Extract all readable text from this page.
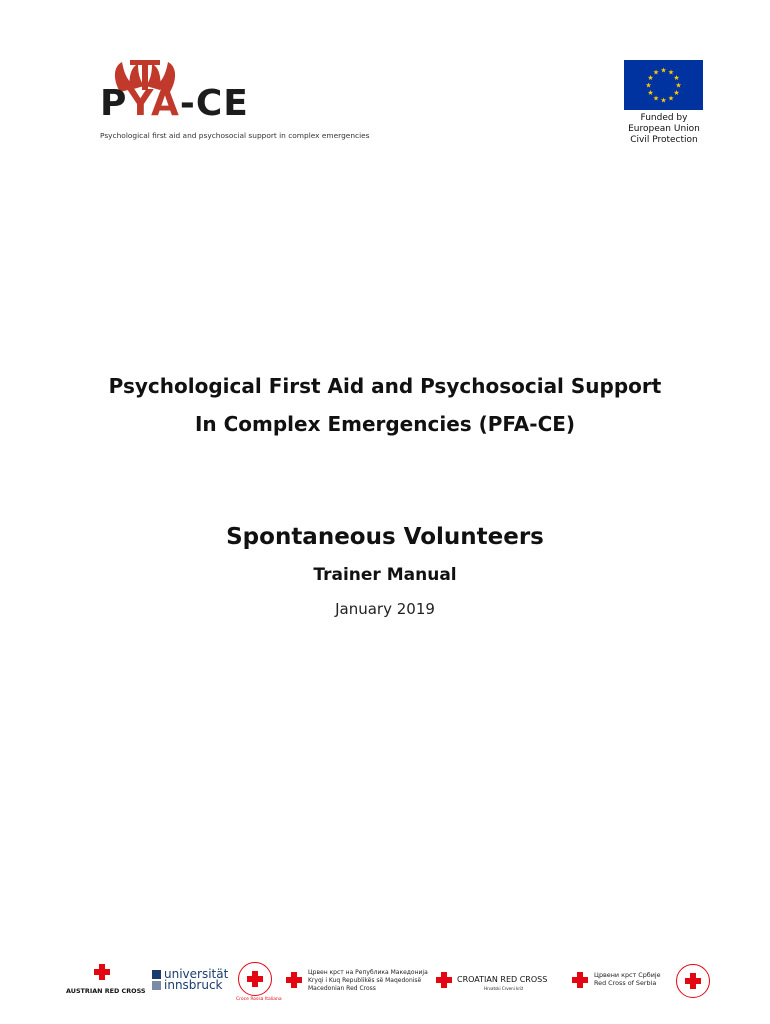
PYA-CE
Psychological first aid and psychosocial support in complex emergencies
★ ★
★
★
★
★
★
★
★
★
★
★
Funded by
European Union
Civil Protection
Psychological First Aid and Psychosocial Support
In Complex Emergencies (PFA-CE)
Spontaneous Volunteers
Trainer Manual
January 2019
AUSTRIAN RED CROSS
universität
innsbruck
Croce Rossa Italiana
Црвен крст на Република Македонија
Kryqi i Kuq Republikës së Maqedonisë
Macedonian Red Cross
CROATIAN RED CROSS
Hrvatski Crveni križ
Црвени крст Србије
Red Cross of Serbia
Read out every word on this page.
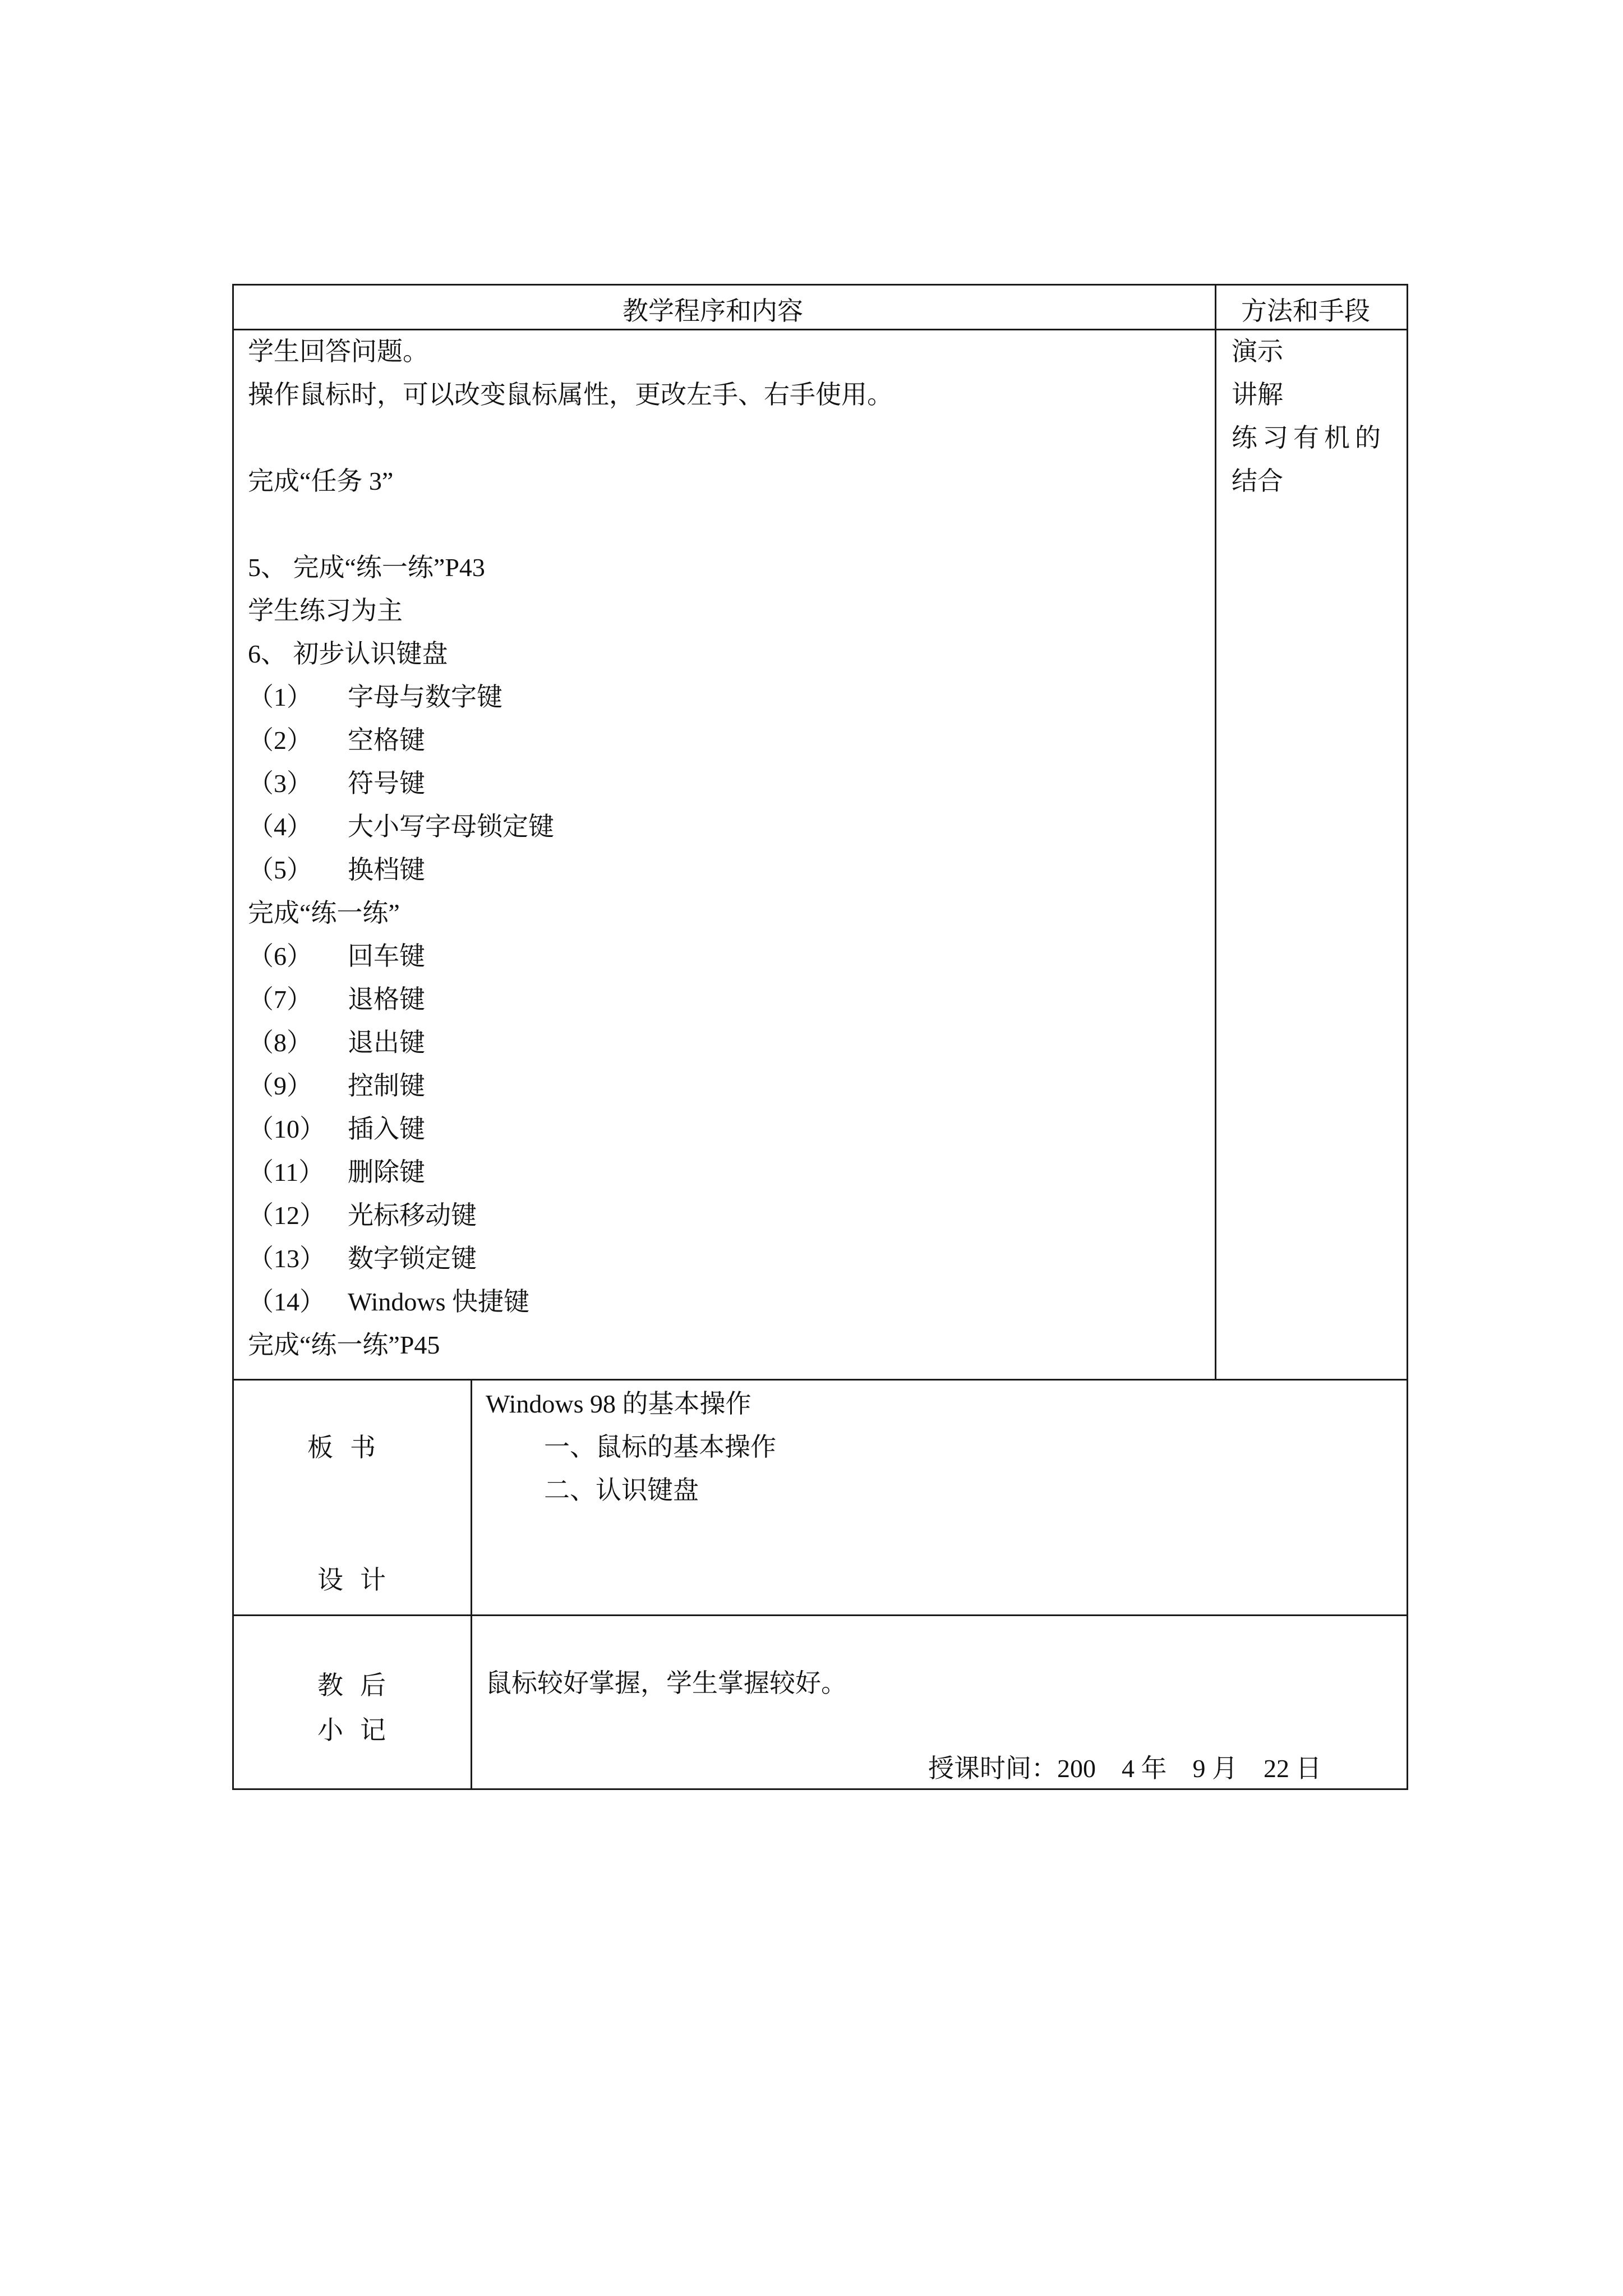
教学程序和内容	方法和手段
学生回答问题。
操作鼠标时，可以改变鼠标属性，更改左手、右手使用。
完成“任务 3”
5、 完成“练一练”P43
学生练习为主
6、 初步认识键盘
（1） 字母与数字键
（2） 空格键
（3） 符号键
（4） 大小写字母锁定键
（5） 换档键
完成“练一练”
（6） 回车键
（7） 退格键
（8） 退出键
（9） 控制键
（10） 插入键
（11） 删除键
（12） 光标移动键
（13） 数字锁定键
（14） Windows 快捷键
完成“练一练”P45
演示
讲解
练习有机的
结合
板书
设计
Windows 98 的基本操作
一、鼠标的基本操作
二、认识键盘
教后
小记
鼠标较好掌握，学生掌握较好。
授课时间：200　4 年　9 月　22 日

**Work instructions:** Only a number is wanted: how many lines of the material include the word "page".

**The output:** 2